[Entries from a dataset]
————————
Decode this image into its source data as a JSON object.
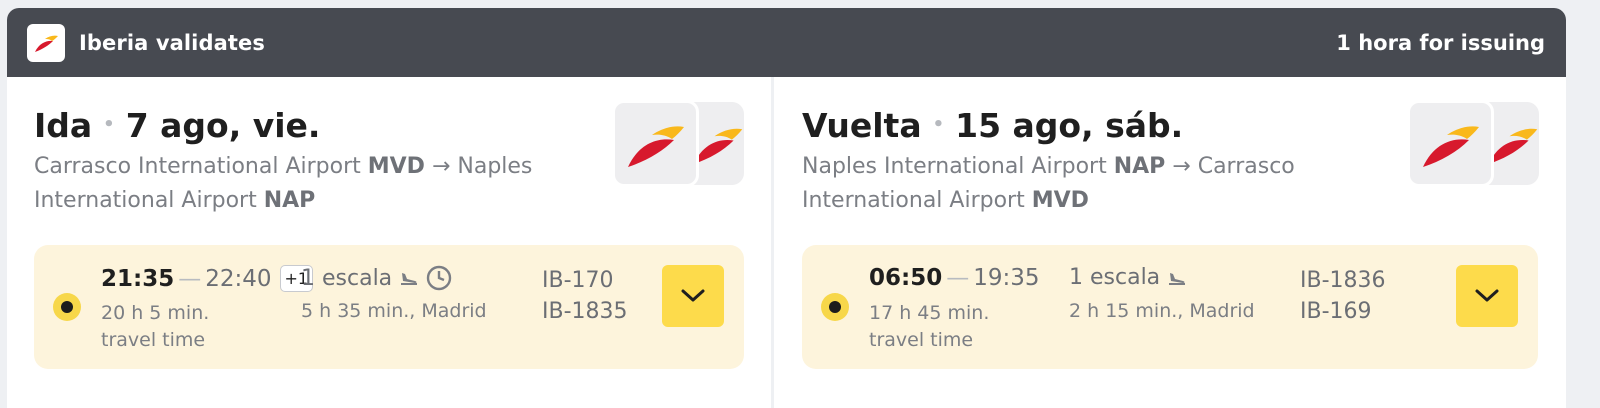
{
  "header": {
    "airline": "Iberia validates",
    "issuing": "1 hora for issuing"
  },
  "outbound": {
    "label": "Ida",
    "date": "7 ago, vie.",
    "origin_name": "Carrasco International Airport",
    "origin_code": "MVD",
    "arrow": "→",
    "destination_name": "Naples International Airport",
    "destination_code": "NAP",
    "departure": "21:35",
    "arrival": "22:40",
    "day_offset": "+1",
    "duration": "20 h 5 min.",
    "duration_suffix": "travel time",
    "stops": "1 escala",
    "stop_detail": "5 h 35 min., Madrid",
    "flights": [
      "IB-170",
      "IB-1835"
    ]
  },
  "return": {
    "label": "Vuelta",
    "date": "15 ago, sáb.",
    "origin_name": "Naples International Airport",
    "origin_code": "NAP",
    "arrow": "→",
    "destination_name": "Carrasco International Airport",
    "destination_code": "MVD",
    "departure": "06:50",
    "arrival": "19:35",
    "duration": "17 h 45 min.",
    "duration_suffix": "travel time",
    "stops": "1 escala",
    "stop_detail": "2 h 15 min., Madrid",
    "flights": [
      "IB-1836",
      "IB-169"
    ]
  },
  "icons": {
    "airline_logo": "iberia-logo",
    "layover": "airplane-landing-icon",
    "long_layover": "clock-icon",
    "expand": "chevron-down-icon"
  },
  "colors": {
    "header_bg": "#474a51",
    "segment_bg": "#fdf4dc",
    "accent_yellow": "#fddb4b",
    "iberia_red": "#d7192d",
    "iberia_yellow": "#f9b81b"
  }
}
————————
_Work instructions_
Copy every record above exactly, leaving out any pictures.

_Correct answer_
Decode this image into its source data as a JSON object.
{
  "header": {
    "airline": "Iberia validates",
    "issuing": "1 hora for issuing"
  },
  "outbound": {
    "label": "Ida",
    "date": "7 ago, vie.",
    "origin_name": "Carrasco International Airport",
    "origin_code": "MVD",
    "arrow": "→",
    "destination_name": "Naples International Airport",
    "destination_code": "NAP",
    "departure": "21:35",
    "arrival": "22:40",
    "day_offset": "+1",
    "duration": "20 h 5 min.",
    "duration_suffix": "travel time",
    "stops": "1 escala",
    "stop_detail": "5 h 35 min., Madrid",
    "flights": [
      "IB-170",
      "IB-1835"
    ]
  },
  "return": {
    "label": "Vuelta",
    "date": "15 ago, sáb.",
    "origin_name": "Naples International Airport",
    "origin_code": "NAP",
    "arrow": "→",
    "destination_name": "Carrasco International Airport",
    "destination_code": "MVD",
    "departure": "06:50",
    "arrival": "19:35",
    "duration": "17 h 45 min.",
    "duration_suffix": "travel time",
    "stops": "1 escala",
    "stop_detail": "2 h 15 min., Madrid",
    "flights": [
      "IB-1836",
      "IB-169"
    ]
  },
  "icons": {
    "airline_logo": "iberia-logo",
    "layover": "airplane-landing-icon",
    "long_layover": "clock-icon",
    "expand": "chevron-down-icon"
  },
  "colors": {
    "header_bg": "#474a51",
    "segment_bg": "#fdf4dc",
    "accent_yellow": "#fddb4b",
    "iberia_red": "#d7192d",
    "iberia_yellow": "#f9b81b"
  }
}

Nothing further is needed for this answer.